Start of Supplied records

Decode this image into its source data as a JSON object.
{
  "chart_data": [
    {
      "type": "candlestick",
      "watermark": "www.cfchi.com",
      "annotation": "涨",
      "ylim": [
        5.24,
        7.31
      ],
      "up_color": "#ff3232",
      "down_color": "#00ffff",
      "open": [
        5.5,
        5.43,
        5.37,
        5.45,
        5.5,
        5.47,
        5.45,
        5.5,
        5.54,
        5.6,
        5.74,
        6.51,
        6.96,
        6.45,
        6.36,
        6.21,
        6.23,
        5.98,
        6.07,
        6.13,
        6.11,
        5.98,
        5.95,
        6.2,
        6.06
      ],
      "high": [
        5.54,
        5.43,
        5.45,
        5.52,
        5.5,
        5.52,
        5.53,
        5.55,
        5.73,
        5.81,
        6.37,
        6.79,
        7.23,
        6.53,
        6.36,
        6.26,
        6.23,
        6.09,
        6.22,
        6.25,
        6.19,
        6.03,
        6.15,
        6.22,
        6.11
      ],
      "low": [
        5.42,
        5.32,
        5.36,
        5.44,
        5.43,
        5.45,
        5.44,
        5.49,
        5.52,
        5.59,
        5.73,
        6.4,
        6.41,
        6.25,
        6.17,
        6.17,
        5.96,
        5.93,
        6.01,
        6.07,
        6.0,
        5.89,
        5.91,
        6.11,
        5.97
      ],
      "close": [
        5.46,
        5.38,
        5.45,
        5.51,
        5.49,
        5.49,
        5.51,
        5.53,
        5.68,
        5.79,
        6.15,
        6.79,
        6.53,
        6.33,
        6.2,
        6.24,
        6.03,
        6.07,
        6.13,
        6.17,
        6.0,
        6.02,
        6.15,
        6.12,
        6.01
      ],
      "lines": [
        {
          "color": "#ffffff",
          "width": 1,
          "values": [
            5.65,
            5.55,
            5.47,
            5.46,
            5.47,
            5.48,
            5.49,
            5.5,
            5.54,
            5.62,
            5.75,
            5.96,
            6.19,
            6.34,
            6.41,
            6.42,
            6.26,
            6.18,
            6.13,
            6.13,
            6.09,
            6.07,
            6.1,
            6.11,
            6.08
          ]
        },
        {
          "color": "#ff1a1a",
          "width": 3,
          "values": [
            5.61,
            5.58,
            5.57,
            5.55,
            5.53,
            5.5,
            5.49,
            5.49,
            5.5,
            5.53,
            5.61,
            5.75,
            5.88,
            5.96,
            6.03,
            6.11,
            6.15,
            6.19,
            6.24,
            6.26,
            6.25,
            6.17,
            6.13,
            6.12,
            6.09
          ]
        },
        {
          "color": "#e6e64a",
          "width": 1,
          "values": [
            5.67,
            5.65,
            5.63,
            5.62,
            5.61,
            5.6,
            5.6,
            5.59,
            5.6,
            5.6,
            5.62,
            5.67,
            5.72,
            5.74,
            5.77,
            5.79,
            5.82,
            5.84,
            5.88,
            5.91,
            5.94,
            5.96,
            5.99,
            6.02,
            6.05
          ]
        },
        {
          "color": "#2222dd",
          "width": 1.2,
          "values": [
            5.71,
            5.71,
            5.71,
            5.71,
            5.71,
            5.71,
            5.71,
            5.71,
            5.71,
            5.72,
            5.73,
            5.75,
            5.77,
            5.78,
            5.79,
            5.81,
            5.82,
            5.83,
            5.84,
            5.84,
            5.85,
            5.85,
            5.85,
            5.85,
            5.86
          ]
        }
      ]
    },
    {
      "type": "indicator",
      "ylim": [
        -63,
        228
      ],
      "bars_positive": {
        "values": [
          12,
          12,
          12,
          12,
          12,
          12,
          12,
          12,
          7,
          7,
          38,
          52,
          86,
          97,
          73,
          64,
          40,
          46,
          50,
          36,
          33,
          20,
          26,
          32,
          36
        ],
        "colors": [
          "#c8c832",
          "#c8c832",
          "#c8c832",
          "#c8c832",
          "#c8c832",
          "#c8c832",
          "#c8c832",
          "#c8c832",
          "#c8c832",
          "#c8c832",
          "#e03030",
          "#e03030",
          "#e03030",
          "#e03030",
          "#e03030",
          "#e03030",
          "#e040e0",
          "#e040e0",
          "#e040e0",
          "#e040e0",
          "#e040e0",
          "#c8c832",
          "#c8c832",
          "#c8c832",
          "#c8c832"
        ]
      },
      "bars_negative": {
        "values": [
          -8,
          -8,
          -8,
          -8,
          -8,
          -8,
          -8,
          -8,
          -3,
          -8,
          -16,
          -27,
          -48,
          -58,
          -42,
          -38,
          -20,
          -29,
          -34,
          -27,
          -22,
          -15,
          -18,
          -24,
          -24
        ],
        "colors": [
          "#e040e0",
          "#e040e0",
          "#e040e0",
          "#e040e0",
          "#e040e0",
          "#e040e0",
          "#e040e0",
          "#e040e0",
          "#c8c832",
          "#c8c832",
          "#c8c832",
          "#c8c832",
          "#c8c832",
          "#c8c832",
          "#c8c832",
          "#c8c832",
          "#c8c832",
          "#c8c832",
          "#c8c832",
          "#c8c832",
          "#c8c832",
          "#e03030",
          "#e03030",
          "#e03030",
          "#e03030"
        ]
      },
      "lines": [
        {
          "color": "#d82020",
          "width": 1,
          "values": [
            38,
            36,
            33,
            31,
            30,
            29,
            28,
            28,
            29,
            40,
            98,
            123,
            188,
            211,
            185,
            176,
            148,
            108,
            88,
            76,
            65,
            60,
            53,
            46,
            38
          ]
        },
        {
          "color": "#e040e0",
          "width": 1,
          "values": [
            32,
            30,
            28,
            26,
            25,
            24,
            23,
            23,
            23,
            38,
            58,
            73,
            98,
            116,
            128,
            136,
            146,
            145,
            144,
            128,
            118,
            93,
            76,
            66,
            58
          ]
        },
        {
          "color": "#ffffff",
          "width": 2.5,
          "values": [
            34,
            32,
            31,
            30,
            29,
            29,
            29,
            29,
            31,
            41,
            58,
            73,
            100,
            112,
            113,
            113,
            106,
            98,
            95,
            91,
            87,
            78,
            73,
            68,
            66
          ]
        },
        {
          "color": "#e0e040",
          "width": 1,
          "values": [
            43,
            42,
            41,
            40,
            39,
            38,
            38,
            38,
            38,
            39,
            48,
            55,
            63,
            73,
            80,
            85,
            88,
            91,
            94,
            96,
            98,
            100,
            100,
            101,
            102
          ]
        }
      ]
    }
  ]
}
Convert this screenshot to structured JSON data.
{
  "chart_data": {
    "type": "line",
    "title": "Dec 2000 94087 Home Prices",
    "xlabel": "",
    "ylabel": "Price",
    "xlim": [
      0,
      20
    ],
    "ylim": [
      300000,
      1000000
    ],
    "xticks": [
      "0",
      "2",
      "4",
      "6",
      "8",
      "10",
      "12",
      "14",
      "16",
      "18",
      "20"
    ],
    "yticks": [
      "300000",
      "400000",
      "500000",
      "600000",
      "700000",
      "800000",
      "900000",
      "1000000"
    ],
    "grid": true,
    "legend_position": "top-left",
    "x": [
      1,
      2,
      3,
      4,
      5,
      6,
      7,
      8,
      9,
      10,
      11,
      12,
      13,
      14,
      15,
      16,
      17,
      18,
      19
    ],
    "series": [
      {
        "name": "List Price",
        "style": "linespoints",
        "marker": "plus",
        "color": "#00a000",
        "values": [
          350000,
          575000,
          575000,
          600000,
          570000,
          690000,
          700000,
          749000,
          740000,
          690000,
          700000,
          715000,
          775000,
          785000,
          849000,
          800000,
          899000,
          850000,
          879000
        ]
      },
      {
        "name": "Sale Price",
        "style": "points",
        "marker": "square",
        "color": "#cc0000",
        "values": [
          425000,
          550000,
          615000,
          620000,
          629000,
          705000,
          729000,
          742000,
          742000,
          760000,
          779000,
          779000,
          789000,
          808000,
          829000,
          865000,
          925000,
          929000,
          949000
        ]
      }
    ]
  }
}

End of Supplied records

Extract, unchanged, the closing run of lines that opens with the line containing "Convert this screenshot" and ends with the last line.

Convert this screenshot to structured JSON data.
{
  "chart_data": {
    "type": "line",
    "title": "Dec 2000 94087 Home Prices",
    "xlabel": "",
    "ylabel": "Price",
    "xlim": [
      0,
      20
    ],
    "ylim": [
      300000,
      1000000
    ],
    "xticks": [
      "0",
      "2",
      "4",
      "6",
      "8",
      "10",
      "12",
      "14",
      "16",
      "18",
      "20"
    ],
    "yticks": [
      "300000",
      "400000",
      "500000",
      "600000",
      "700000",
      "800000",
      "900000",
      "1000000"
    ],
    "grid": true,
    "legend_position": "top-left",
    "x": [
      1,
      2,
      3,
      4,
      5,
      6,
      7,
      8,
      9,
      10,
      11,
      12,
      13,
      14,
      15,
      16,
      17,
      18,
      19
    ],
    "series": [
      {
        "name": "List Price",
        "style": "linespoints",
        "marker": "plus",
        "color": "#00a000",
        "values": [
          350000,
          575000,
          575000,
          600000,
          570000,
          690000,
          700000,
          749000,
          740000,
          690000,
          700000,
          715000,
          775000,
          785000,
          849000,
          800000,
          899000,
          850000,
          879000
        ]
      },
      {
        "name": "Sale Price",
        "style": "points",
        "marker": "square",
        "color": "#cc0000",
        "values": [
          425000,
          550000,
          615000,
          620000,
          629000,
          705000,
          729000,
          742000,
          742000,
          760000,
          779000,
          779000,
          789000,
          808000,
          829000,
          865000,
          925000,
          929000,
          949000
        ]
      }
    ]
  }
}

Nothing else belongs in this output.